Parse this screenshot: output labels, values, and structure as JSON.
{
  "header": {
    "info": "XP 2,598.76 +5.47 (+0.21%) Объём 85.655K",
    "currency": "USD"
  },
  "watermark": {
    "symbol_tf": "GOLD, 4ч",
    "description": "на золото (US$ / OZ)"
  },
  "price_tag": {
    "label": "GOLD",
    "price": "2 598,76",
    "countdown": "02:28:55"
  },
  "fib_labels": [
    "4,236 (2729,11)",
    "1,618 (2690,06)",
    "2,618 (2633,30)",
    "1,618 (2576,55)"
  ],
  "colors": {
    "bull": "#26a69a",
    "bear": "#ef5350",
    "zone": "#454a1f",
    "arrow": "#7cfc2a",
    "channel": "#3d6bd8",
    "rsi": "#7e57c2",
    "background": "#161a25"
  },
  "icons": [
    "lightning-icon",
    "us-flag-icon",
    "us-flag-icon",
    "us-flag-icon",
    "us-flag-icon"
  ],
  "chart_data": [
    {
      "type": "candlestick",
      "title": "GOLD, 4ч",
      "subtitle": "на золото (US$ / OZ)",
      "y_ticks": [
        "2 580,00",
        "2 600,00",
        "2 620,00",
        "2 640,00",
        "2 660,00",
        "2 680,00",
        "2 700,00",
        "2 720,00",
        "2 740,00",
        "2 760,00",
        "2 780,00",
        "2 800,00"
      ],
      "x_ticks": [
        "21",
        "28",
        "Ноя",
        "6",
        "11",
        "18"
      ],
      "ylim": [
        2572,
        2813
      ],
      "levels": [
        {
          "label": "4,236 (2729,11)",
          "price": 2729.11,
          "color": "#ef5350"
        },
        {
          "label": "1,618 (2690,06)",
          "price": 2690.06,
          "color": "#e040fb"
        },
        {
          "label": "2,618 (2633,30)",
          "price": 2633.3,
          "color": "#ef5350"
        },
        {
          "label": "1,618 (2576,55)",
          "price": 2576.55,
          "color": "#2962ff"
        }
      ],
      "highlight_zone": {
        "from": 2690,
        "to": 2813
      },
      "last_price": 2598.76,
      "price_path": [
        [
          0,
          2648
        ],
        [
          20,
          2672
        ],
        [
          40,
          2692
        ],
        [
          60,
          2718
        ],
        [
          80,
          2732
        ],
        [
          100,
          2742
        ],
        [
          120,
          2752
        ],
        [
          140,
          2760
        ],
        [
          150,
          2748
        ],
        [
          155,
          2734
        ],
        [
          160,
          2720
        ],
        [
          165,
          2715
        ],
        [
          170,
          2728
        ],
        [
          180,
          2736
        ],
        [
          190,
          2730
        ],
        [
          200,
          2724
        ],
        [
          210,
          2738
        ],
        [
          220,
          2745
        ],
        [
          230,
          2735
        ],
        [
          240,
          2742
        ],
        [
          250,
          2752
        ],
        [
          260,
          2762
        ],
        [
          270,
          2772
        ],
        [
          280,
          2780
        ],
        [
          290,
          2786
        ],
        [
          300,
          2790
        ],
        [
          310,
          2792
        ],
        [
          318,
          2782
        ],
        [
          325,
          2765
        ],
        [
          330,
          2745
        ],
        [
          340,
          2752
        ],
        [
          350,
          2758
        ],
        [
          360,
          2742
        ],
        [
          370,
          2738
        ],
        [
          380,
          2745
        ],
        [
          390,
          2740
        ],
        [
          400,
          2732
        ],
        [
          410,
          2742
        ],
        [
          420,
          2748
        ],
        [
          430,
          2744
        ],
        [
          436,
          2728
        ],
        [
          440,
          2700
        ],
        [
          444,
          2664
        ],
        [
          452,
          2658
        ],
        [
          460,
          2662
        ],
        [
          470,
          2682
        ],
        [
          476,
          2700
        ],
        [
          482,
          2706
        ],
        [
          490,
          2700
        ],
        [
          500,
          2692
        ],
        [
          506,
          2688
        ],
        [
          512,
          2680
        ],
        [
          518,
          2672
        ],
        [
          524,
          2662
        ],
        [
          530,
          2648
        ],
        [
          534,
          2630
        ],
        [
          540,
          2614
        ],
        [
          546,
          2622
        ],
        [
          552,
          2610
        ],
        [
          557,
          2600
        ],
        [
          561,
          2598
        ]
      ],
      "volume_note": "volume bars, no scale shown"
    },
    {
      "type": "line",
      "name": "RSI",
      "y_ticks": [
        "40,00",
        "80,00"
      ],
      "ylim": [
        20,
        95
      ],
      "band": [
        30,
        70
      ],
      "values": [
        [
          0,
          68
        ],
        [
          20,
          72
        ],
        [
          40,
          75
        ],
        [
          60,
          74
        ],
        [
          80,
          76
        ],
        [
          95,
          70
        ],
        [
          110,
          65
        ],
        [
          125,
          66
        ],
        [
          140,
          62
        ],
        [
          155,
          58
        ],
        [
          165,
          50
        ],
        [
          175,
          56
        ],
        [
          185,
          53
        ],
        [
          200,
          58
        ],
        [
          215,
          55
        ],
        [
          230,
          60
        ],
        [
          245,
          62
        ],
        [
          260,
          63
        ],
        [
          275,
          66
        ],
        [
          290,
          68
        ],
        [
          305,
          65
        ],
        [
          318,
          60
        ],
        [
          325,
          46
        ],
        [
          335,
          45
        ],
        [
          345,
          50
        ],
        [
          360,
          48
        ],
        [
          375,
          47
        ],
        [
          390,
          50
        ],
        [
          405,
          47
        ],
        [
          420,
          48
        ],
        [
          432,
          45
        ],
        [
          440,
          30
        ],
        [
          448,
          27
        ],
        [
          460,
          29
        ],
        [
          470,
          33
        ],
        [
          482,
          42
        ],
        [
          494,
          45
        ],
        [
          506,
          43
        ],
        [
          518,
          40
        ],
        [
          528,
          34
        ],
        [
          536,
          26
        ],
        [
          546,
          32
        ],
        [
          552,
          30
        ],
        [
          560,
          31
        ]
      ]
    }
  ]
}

* * * *

Task:
Return all the data exactly as given.

Finished task:
Parse this screenshot: output labels, values, and structure as JSON.
{
  "header": {
    "info": "XP 2,598.76 +5.47 (+0.21%) Объём 85.655K",
    "currency": "USD"
  },
  "watermark": {
    "symbol_tf": "GOLD, 4ч",
    "description": "на золото (US$ / OZ)"
  },
  "price_tag": {
    "label": "GOLD",
    "price": "2 598,76",
    "countdown": "02:28:55"
  },
  "fib_labels": [
    "4,236 (2729,11)",
    "1,618 (2690,06)",
    "2,618 (2633,30)",
    "1,618 (2576,55)"
  ],
  "colors": {
    "bull": "#26a69a",
    "bear": "#ef5350",
    "zone": "#454a1f",
    "arrow": "#7cfc2a",
    "channel": "#3d6bd8",
    "rsi": "#7e57c2",
    "background": "#161a25"
  },
  "icons": [
    "lightning-icon",
    "us-flag-icon",
    "us-flag-icon",
    "us-flag-icon",
    "us-flag-icon"
  ],
  "chart_data": [
    {
      "type": "candlestick",
      "title": "GOLD, 4ч",
      "subtitle": "на золото (US$ / OZ)",
      "y_ticks": [
        "2 580,00",
        "2 600,00",
        "2 620,00",
        "2 640,00",
        "2 660,00",
        "2 680,00",
        "2 700,00",
        "2 720,00",
        "2 740,00",
        "2 760,00",
        "2 780,00",
        "2 800,00"
      ],
      "x_ticks": [
        "21",
        "28",
        "Ноя",
        "6",
        "11",
        "18"
      ],
      "ylim": [
        2572,
        2813
      ],
      "levels": [
        {
          "label": "4,236 (2729,11)",
          "price": 2729.11,
          "color": "#ef5350"
        },
        {
          "label": "1,618 (2690,06)",
          "price": 2690.06,
          "color": "#e040fb"
        },
        {
          "label": "2,618 (2633,30)",
          "price": 2633.3,
          "color": "#ef5350"
        },
        {
          "label": "1,618 (2576,55)",
          "price": 2576.55,
          "color": "#2962ff"
        }
      ],
      "highlight_zone": {
        "from": 2690,
        "to": 2813
      },
      "last_price": 2598.76,
      "price_path": [
        [
          0,
          2648
        ],
        [
          20,
          2672
        ],
        [
          40,
          2692
        ],
        [
          60,
          2718
        ],
        [
          80,
          2732
        ],
        [
          100,
          2742
        ],
        [
          120,
          2752
        ],
        [
          140,
          2760
        ],
        [
          150,
          2748
        ],
        [
          155,
          2734
        ],
        [
          160,
          2720
        ],
        [
          165,
          2715
        ],
        [
          170,
          2728
        ],
        [
          180,
          2736
        ],
        [
          190,
          2730
        ],
        [
          200,
          2724
        ],
        [
          210,
          2738
        ],
        [
          220,
          2745
        ],
        [
          230,
          2735
        ],
        [
          240,
          2742
        ],
        [
          250,
          2752
        ],
        [
          260,
          2762
        ],
        [
          270,
          2772
        ],
        [
          280,
          2780
        ],
        [
          290,
          2786
        ],
        [
          300,
          2790
        ],
        [
          310,
          2792
        ],
        [
          318,
          2782
        ],
        [
          325,
          2765
        ],
        [
          330,
          2745
        ],
        [
          340,
          2752
        ],
        [
          350,
          2758
        ],
        [
          360,
          2742
        ],
        [
          370,
          2738
        ],
        [
          380,
          2745
        ],
        [
          390,
          2740
        ],
        [
          400,
          2732
        ],
        [
          410,
          2742
        ],
        [
          420,
          2748
        ],
        [
          430,
          2744
        ],
        [
          436,
          2728
        ],
        [
          440,
          2700
        ],
        [
          444,
          2664
        ],
        [
          452,
          2658
        ],
        [
          460,
          2662
        ],
        [
          470,
          2682
        ],
        [
          476,
          2700
        ],
        [
          482,
          2706
        ],
        [
          490,
          2700
        ],
        [
          500,
          2692
        ],
        [
          506,
          2688
        ],
        [
          512,
          2680
        ],
        [
          518,
          2672
        ],
        [
          524,
          2662
        ],
        [
          530,
          2648
        ],
        [
          534,
          2630
        ],
        [
          540,
          2614
        ],
        [
          546,
          2622
        ],
        [
          552,
          2610
        ],
        [
          557,
          2600
        ],
        [
          561,
          2598
        ]
      ],
      "volume_note": "volume bars, no scale shown"
    },
    {
      "type": "line",
      "name": "RSI",
      "y_ticks": [
        "40,00",
        "80,00"
      ],
      "ylim": [
        20,
        95
      ],
      "band": [
        30,
        70
      ],
      "values": [
        [
          0,
          68
        ],
        [
          20,
          72
        ],
        [
          40,
          75
        ],
        [
          60,
          74
        ],
        [
          80,
          76
        ],
        [
          95,
          70
        ],
        [
          110,
          65
        ],
        [
          125,
          66
        ],
        [
          140,
          62
        ],
        [
          155,
          58
        ],
        [
          165,
          50
        ],
        [
          175,
          56
        ],
        [
          185,
          53
        ],
        [
          200,
          58
        ],
        [
          215,
          55
        ],
        [
          230,
          60
        ],
        [
          245,
          62
        ],
        [
          260,
          63
        ],
        [
          275,
          66
        ],
        [
          290,
          68
        ],
        [
          305,
          65
        ],
        [
          318,
          60
        ],
        [
          325,
          46
        ],
        [
          335,
          45
        ],
        [
          345,
          50
        ],
        [
          360,
          48
        ],
        [
          375,
          47
        ],
        [
          390,
          50
        ],
        [
          405,
          47
        ],
        [
          420,
          48
        ],
        [
          432,
          45
        ],
        [
          440,
          30
        ],
        [
          448,
          27
        ],
        [
          460,
          29
        ],
        [
          470,
          33
        ],
        [
          482,
          42
        ],
        [
          494,
          45
        ],
        [
          506,
          43
        ],
        [
          518,
          40
        ],
        [
          528,
          34
        ],
        [
          536,
          26
        ],
        [
          546,
          32
        ],
        [
          552,
          30
        ],
        [
          560,
          31
        ]
      ]
    }
  ]
}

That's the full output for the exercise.